▶ _Exercise description_
Restate the entries word for word, omitting nothing.

[Stored items from a collection]
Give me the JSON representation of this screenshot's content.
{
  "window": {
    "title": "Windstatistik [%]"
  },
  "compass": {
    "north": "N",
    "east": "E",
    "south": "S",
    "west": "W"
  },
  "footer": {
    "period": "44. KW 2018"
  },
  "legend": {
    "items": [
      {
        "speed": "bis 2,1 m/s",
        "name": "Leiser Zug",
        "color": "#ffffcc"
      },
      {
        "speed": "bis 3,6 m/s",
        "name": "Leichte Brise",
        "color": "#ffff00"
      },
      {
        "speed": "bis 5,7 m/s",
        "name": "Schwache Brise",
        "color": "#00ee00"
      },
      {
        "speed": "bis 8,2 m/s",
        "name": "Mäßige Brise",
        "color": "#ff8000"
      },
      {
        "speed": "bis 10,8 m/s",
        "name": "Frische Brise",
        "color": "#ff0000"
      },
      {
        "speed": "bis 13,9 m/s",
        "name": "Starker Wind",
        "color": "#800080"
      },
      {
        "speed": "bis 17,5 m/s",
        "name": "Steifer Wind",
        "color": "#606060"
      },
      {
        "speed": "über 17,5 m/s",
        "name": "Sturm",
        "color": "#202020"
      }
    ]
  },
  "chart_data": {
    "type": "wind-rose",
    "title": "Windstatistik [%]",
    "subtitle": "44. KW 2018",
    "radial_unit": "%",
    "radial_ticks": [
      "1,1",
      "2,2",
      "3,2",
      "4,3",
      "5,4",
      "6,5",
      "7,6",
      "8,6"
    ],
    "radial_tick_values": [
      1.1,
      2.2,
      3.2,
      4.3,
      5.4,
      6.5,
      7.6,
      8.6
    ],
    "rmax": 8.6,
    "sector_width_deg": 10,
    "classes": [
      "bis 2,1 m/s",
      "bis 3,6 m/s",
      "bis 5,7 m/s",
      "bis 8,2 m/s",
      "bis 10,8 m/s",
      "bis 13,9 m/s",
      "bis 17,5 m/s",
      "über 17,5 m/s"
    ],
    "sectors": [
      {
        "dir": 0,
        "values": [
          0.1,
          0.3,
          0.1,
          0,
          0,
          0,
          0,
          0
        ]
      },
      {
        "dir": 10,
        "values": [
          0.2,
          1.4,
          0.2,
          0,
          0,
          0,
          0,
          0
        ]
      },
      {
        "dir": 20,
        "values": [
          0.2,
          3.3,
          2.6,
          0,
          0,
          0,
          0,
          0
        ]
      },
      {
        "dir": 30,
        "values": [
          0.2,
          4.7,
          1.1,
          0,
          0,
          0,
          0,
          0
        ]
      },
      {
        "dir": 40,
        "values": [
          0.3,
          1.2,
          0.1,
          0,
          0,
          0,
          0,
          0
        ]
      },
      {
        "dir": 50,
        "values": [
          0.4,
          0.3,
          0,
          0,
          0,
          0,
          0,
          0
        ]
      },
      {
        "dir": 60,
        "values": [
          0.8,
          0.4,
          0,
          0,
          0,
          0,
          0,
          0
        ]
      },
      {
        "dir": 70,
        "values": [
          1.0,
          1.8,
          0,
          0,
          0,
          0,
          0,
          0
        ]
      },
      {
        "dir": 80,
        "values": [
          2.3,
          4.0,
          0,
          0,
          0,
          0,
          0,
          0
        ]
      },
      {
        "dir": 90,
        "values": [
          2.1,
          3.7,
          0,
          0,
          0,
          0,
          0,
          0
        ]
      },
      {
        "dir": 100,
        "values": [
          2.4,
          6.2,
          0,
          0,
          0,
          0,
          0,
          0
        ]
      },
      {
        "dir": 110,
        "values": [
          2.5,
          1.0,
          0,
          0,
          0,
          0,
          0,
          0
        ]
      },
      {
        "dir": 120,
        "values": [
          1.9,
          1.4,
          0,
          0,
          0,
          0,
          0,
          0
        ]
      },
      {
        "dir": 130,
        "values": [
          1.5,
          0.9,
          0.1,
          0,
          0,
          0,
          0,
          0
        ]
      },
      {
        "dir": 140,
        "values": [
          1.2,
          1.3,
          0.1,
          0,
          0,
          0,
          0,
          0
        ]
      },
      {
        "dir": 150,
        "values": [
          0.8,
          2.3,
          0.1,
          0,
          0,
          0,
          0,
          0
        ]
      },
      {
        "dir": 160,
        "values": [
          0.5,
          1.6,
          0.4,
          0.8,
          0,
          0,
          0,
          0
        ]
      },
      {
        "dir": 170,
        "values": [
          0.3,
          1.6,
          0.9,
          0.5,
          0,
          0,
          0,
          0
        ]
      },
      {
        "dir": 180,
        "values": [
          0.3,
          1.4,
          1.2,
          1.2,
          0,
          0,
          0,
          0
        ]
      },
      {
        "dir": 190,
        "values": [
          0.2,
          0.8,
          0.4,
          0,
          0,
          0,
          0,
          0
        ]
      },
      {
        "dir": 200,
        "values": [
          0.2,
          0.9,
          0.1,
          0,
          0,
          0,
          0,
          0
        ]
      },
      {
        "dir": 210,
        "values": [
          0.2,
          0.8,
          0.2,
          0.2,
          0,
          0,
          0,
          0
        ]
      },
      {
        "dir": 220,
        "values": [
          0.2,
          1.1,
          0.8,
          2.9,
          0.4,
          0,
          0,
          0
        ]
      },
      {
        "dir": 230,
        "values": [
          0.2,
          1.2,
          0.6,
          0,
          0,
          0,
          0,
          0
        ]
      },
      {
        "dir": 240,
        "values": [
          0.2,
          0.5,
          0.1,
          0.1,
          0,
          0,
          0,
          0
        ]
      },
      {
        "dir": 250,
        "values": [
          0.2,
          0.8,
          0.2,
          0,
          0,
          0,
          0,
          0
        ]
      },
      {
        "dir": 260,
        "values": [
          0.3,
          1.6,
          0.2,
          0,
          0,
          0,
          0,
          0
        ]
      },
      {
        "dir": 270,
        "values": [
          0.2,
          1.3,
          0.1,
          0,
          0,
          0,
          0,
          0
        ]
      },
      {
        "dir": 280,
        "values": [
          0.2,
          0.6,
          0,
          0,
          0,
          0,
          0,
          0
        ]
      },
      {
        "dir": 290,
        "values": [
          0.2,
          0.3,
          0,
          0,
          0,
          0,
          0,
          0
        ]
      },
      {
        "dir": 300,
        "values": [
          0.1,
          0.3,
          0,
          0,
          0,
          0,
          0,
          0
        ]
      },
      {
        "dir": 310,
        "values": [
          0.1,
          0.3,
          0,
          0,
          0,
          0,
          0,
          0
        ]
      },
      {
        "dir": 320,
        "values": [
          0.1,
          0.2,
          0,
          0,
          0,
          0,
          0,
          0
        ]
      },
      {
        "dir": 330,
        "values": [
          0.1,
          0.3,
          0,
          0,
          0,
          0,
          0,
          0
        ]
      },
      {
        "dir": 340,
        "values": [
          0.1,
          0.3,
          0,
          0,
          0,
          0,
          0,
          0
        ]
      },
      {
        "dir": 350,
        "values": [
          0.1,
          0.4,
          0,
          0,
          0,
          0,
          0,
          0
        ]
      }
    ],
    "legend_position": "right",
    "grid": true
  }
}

▶ _Result of the exercise_
Give me the JSON representation of this screenshot's content.
{
  "window": {
    "title": "Windstatistik [%]"
  },
  "compass": {
    "north": "N",
    "east": "E",
    "south": "S",
    "west": "W"
  },
  "footer": {
    "period": "44. KW 2018"
  },
  "legend": {
    "items": [
      {
        "speed": "bis 2,1 m/s",
        "name": "Leiser Zug",
        "color": "#ffffcc"
      },
      {
        "speed": "bis 3,6 m/s",
        "name": "Leichte Brise",
        "color": "#ffff00"
      },
      {
        "speed": "bis 5,7 m/s",
        "name": "Schwache Brise",
        "color": "#00ee00"
      },
      {
        "speed": "bis 8,2 m/s",
        "name": "Mäßige Brise",
        "color": "#ff8000"
      },
      {
        "speed": "bis 10,8 m/s",
        "name": "Frische Brise",
        "color": "#ff0000"
      },
      {
        "speed": "bis 13,9 m/s",
        "name": "Starker Wind",
        "color": "#800080"
      },
      {
        "speed": "bis 17,5 m/s",
        "name": "Steifer Wind",
        "color": "#606060"
      },
      {
        "speed": "über 17,5 m/s",
        "name": "Sturm",
        "color": "#202020"
      }
    ]
  },
  "chart_data": {
    "type": "wind-rose",
    "title": "Windstatistik [%]",
    "subtitle": "44. KW 2018",
    "radial_unit": "%",
    "radial_ticks": [
      "1,1",
      "2,2",
      "3,2",
      "4,3",
      "5,4",
      "6,5",
      "7,6",
      "8,6"
    ],
    "radial_tick_values": [
      1.1,
      2.2,
      3.2,
      4.3,
      5.4,
      6.5,
      7.6,
      8.6
    ],
    "rmax": 8.6,
    "sector_width_deg": 10,
    "classes": [
      "bis 2,1 m/s",
      "bis 3,6 m/s",
      "bis 5,7 m/s",
      "bis 8,2 m/s",
      "bis 10,8 m/s",
      "bis 13,9 m/s",
      "bis 17,5 m/s",
      "über 17,5 m/s"
    ],
    "sectors": [
      {
        "dir": 0,
        "values": [
          0.1,
          0.3,
          0.1,
          0,
          0,
          0,
          0,
          0
        ]
      },
      {
        "dir": 10,
        "values": [
          0.2,
          1.4,
          0.2,
          0,
          0,
          0,
          0,
          0
        ]
      },
      {
        "dir": 20,
        "values": [
          0.2,
          3.3,
          2.6,
          0,
          0,
          0,
          0,
          0
        ]
      },
      {
        "dir": 30,
        "values": [
          0.2,
          4.7,
          1.1,
          0,
          0,
          0,
          0,
          0
        ]
      },
      {
        "dir": 40,
        "values": [
          0.3,
          1.2,
          0.1,
          0,
          0,
          0,
          0,
          0
        ]
      },
      {
        "dir": 50,
        "values": [
          0.4,
          0.3,
          0,
          0,
          0,
          0,
          0,
          0
        ]
      },
      {
        "dir": 60,
        "values": [
          0.8,
          0.4,
          0,
          0,
          0,
          0,
          0,
          0
        ]
      },
      {
        "dir": 70,
        "values": [
          1.0,
          1.8,
          0,
          0,
          0,
          0,
          0,
          0
        ]
      },
      {
        "dir": 80,
        "values": [
          2.3,
          4.0,
          0,
          0,
          0,
          0,
          0,
          0
        ]
      },
      {
        "dir": 90,
        "values": [
          2.1,
          3.7,
          0,
          0,
          0,
          0,
          0,
          0
        ]
      },
      {
        "dir": 100,
        "values": [
          2.4,
          6.2,
          0,
          0,
          0,
          0,
          0,
          0
        ]
      },
      {
        "dir": 110,
        "values": [
          2.5,
          1.0,
          0,
          0,
          0,
          0,
          0,
          0
        ]
      },
      {
        "dir": 120,
        "values": [
          1.9,
          1.4,
          0,
          0,
          0,
          0,
          0,
          0
        ]
      },
      {
        "dir": 130,
        "values": [
          1.5,
          0.9,
          0.1,
          0,
          0,
          0,
          0,
          0
        ]
      },
      {
        "dir": 140,
        "values": [
          1.2,
          1.3,
          0.1,
          0,
          0,
          0,
          0,
          0
        ]
      },
      {
        "dir": 150,
        "values": [
          0.8,
          2.3,
          0.1,
          0,
          0,
          0,
          0,
          0
        ]
      },
      {
        "dir": 160,
        "values": [
          0.5,
          1.6,
          0.4,
          0.8,
          0,
          0,
          0,
          0
        ]
      },
      {
        "dir": 170,
        "values": [
          0.3,
          1.6,
          0.9,
          0.5,
          0,
          0,
          0,
          0
        ]
      },
      {
        "dir": 180,
        "values": [
          0.3,
          1.4,
          1.2,
          1.2,
          0,
          0,
          0,
          0
        ]
      },
      {
        "dir": 190,
        "values": [
          0.2,
          0.8,
          0.4,
          0,
          0,
          0,
          0,
          0
        ]
      },
      {
        "dir": 200,
        "values": [
          0.2,
          0.9,
          0.1,
          0,
          0,
          0,
          0,
          0
        ]
      },
      {
        "dir": 210,
        "values": [
          0.2,
          0.8,
          0.2,
          0.2,
          0,
          0,
          0,
          0
        ]
      },
      {
        "dir": 220,
        "values": [
          0.2,
          1.1,
          0.8,
          2.9,
          0.4,
          0,
          0,
          0
        ]
      },
      {
        "dir": 230,
        "values": [
          0.2,
          1.2,
          0.6,
          0,
          0,
          0,
          0,
          0
        ]
      },
      {
        "dir": 240,
        "values": [
          0.2,
          0.5,
          0.1,
          0.1,
          0,
          0,
          0,
          0
        ]
      },
      {
        "dir": 250,
        "values": [
          0.2,
          0.8,
          0.2,
          0,
          0,
          0,
          0,
          0
        ]
      },
      {
        "dir": 260,
        "values": [
          0.3,
          1.6,
          0.2,
          0,
          0,
          0,
          0,
          0
        ]
      },
      {
        "dir": 270,
        "values": [
          0.2,
          1.3,
          0.1,
          0,
          0,
          0,
          0,
          0
        ]
      },
      {
        "dir": 280,
        "values": [
          0.2,
          0.6,
          0,
          0,
          0,
          0,
          0,
          0
        ]
      },
      {
        "dir": 290,
        "values": [
          0.2,
          0.3,
          0,
          0,
          0,
          0,
          0,
          0
        ]
      },
      {
        "dir": 300,
        "values": [
          0.1,
          0.3,
          0,
          0,
          0,
          0,
          0,
          0
        ]
      },
      {
        "dir": 310,
        "values": [
          0.1,
          0.3,
          0,
          0,
          0,
          0,
          0,
          0
        ]
      },
      {
        "dir": 320,
        "values": [
          0.1,
          0.2,
          0,
          0,
          0,
          0,
          0,
          0
        ]
      },
      {
        "dir": 330,
        "values": [
          0.1,
          0.3,
          0,
          0,
          0,
          0,
          0,
          0
        ]
      },
      {
        "dir": 340,
        "values": [
          0.1,
          0.3,
          0,
          0,
          0,
          0,
          0,
          0
        ]
      },
      {
        "dir": 350,
        "values": [
          0.1,
          0.4,
          0,
          0,
          0,
          0,
          0,
          0
        ]
      }
    ],
    "legend_position": "right",
    "grid": true
  }
}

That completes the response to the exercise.